----- Data shown

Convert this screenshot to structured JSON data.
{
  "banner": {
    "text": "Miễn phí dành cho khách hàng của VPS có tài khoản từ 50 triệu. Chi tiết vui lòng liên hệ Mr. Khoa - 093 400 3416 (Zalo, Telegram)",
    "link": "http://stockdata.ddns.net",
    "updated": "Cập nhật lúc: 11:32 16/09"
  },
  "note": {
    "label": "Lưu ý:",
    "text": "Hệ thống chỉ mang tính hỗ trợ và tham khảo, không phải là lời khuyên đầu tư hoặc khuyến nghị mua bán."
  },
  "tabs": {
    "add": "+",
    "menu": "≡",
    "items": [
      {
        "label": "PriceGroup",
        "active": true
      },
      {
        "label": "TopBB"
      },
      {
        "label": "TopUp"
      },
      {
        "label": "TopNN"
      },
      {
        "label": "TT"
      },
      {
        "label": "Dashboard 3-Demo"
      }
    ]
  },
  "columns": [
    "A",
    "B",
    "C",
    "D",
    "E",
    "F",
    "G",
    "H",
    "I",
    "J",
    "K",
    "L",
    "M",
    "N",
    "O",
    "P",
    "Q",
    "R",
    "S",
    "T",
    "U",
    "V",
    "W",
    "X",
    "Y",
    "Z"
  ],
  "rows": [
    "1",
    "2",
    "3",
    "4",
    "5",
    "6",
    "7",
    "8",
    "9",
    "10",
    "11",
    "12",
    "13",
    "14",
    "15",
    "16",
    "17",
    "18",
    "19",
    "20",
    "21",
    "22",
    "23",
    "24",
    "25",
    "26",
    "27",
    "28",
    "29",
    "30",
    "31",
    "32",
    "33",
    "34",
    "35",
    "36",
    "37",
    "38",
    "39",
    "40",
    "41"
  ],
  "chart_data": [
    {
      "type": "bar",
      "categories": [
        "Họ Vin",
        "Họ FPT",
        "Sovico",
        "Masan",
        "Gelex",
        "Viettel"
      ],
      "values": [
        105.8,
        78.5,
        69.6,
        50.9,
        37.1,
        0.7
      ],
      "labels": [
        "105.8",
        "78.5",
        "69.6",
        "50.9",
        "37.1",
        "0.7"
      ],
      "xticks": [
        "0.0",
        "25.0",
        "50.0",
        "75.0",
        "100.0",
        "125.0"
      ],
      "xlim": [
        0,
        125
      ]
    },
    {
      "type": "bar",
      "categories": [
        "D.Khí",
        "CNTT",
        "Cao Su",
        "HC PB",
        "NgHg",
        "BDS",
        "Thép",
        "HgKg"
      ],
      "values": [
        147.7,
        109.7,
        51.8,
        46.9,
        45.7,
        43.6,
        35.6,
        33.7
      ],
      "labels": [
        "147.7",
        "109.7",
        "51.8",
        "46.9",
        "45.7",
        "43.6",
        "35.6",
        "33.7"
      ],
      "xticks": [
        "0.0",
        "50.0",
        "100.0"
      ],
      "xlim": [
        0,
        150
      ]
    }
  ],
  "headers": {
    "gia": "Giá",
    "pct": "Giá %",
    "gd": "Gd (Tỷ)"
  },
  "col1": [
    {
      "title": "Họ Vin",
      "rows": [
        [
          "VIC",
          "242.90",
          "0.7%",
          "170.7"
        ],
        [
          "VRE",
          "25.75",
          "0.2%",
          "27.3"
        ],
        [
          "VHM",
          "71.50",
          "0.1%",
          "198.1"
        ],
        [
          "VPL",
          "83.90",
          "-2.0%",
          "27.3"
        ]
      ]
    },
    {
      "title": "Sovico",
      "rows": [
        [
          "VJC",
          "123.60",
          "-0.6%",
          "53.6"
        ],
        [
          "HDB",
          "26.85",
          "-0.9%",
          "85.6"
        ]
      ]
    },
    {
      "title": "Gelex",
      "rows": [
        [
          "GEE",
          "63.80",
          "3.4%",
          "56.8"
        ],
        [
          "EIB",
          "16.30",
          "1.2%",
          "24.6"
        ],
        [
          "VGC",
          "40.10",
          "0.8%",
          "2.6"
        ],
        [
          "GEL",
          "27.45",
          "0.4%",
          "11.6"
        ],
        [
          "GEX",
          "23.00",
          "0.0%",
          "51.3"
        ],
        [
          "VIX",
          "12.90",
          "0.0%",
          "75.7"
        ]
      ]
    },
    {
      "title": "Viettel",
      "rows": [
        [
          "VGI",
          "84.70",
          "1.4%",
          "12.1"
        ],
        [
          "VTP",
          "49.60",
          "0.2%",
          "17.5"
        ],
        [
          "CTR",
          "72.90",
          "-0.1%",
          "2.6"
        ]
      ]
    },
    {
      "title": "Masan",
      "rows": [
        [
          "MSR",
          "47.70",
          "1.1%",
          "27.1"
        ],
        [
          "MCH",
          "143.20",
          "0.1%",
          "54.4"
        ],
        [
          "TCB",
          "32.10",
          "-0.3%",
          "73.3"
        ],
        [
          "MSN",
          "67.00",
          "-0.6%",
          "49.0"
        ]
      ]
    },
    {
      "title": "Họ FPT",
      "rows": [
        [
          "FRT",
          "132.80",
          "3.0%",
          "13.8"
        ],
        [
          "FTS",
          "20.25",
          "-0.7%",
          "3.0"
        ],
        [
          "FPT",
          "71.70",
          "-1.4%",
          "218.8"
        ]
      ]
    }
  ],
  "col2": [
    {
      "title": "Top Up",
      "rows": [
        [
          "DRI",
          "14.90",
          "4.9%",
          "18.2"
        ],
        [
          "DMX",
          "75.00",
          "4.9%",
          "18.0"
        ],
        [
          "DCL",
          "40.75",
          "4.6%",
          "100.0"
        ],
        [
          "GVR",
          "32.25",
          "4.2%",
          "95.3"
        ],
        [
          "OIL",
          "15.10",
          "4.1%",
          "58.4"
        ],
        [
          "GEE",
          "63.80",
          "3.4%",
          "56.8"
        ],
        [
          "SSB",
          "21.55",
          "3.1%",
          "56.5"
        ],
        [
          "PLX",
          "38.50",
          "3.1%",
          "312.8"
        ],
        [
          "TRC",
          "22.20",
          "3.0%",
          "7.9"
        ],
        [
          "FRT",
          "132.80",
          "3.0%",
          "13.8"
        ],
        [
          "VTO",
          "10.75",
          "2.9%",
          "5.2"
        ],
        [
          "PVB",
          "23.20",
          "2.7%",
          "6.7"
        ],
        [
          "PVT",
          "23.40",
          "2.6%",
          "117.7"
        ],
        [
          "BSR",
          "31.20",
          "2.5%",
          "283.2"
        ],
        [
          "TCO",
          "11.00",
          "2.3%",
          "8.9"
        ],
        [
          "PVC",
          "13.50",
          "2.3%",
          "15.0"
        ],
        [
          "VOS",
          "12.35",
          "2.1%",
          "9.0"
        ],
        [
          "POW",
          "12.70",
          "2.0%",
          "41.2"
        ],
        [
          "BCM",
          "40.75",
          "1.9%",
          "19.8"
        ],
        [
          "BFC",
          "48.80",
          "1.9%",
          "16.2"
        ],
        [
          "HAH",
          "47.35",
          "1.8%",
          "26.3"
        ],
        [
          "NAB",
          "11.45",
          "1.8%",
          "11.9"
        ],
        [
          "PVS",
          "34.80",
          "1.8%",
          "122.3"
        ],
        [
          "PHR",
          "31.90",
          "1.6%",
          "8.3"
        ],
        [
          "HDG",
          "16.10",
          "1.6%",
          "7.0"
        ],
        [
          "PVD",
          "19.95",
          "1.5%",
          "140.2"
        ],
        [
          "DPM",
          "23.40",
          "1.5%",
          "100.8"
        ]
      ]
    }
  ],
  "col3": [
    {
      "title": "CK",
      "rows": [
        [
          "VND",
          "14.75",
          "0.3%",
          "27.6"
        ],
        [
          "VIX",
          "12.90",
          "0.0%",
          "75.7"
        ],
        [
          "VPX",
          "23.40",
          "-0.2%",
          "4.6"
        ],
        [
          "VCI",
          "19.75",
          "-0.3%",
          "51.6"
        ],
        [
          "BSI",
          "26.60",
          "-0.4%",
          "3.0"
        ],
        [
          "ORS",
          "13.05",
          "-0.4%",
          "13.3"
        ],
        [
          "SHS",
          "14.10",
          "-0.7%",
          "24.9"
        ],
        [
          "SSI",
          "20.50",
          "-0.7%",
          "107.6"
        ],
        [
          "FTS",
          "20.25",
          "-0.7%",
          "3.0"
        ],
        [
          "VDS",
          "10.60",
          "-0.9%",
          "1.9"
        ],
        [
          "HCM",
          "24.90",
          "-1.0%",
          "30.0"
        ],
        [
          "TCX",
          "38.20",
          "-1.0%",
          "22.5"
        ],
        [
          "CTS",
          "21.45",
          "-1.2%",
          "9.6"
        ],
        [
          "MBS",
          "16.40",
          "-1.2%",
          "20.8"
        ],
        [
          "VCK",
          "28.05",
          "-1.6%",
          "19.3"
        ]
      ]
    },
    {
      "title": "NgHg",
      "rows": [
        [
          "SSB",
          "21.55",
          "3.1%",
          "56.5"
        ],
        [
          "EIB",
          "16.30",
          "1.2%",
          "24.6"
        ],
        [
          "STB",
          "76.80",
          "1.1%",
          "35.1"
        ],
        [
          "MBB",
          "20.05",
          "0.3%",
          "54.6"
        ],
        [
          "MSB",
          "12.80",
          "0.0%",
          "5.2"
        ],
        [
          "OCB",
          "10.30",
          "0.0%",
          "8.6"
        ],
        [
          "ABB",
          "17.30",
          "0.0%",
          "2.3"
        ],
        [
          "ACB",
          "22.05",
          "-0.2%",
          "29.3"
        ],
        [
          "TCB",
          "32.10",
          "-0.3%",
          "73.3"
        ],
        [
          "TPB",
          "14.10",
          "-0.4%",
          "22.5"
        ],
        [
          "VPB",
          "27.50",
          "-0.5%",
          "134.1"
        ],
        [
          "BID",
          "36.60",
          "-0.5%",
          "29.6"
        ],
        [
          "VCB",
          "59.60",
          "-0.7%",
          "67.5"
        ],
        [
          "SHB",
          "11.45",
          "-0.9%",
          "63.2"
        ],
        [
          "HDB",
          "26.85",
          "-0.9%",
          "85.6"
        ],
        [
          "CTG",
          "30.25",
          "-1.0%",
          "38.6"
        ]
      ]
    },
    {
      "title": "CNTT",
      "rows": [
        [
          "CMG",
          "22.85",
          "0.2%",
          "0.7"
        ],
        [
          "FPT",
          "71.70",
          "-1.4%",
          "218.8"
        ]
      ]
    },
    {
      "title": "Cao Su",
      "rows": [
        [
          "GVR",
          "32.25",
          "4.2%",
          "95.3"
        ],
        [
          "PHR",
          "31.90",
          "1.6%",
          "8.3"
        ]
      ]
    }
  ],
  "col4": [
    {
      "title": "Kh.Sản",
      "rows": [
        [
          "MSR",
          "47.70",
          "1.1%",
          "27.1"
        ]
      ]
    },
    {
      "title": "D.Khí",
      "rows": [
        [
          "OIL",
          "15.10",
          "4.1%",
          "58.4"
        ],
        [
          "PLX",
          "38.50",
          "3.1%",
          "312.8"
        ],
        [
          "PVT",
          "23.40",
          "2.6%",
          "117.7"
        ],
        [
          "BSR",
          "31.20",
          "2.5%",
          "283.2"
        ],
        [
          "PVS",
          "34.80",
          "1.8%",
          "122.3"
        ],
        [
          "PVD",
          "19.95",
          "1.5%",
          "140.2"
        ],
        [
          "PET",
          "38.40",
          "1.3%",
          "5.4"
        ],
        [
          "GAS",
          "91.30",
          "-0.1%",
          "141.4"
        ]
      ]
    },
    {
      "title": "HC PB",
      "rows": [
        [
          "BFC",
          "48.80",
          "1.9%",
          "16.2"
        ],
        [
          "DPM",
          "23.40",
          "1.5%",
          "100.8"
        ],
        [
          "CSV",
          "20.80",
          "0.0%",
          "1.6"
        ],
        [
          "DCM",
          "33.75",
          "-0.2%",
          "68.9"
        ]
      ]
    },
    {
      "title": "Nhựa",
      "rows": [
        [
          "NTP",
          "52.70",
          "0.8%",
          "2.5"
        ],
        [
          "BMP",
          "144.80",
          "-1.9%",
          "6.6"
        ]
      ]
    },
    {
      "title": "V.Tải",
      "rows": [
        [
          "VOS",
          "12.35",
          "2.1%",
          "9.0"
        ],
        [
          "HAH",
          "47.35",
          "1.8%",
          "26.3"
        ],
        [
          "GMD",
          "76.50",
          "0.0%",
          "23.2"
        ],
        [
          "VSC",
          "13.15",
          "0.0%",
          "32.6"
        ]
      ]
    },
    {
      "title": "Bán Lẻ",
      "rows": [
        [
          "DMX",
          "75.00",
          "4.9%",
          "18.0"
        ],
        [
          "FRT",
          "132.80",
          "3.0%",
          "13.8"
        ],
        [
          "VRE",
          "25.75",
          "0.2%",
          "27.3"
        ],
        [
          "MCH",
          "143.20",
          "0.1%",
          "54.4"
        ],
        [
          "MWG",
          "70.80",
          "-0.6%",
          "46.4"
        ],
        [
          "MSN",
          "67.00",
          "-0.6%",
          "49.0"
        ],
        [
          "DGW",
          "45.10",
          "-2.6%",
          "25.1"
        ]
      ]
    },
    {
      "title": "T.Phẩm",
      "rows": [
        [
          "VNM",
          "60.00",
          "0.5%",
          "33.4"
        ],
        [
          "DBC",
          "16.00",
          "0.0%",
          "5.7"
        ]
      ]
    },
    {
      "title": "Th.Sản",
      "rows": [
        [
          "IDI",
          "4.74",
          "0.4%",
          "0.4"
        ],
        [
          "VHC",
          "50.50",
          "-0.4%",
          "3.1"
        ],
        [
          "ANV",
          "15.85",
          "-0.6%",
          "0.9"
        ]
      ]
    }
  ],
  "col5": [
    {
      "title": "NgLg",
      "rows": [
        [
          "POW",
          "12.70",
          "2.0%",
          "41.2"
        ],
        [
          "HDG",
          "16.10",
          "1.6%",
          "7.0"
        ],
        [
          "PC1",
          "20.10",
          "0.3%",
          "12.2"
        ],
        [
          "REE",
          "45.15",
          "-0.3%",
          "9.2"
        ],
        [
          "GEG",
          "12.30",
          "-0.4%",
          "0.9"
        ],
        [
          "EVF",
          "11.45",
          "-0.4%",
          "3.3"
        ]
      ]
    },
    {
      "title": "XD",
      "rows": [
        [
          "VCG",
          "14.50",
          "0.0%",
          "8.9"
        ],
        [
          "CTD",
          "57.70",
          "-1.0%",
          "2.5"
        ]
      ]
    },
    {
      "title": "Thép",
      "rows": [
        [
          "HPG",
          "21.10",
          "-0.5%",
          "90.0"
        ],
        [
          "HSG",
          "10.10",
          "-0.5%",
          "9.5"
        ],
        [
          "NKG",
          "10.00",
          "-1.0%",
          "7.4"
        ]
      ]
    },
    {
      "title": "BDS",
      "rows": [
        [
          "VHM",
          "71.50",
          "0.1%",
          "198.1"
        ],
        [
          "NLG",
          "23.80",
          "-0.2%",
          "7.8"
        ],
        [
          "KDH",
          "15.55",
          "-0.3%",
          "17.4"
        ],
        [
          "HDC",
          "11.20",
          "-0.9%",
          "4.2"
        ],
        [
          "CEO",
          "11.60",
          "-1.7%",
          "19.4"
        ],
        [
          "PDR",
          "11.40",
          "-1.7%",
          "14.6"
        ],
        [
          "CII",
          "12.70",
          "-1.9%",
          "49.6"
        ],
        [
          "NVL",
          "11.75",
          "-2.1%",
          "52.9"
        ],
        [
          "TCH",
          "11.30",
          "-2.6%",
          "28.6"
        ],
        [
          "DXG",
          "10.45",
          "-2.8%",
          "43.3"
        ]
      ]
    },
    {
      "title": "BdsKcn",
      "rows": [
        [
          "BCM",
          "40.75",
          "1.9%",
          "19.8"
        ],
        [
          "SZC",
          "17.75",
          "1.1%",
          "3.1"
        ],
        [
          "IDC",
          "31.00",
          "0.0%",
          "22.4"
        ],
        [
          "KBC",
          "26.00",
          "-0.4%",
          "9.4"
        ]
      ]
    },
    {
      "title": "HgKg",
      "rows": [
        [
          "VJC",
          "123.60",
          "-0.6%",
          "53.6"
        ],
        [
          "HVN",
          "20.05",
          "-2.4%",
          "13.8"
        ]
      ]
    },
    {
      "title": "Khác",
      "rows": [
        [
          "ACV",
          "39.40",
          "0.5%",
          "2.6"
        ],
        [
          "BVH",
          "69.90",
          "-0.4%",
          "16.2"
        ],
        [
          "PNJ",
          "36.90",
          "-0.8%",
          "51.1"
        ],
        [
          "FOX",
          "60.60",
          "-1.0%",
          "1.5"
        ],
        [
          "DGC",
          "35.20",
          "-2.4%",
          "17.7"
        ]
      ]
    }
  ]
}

----------

Written request –
Give only the number of lines in the preceding material that contain the string "text".

Result of this task –
2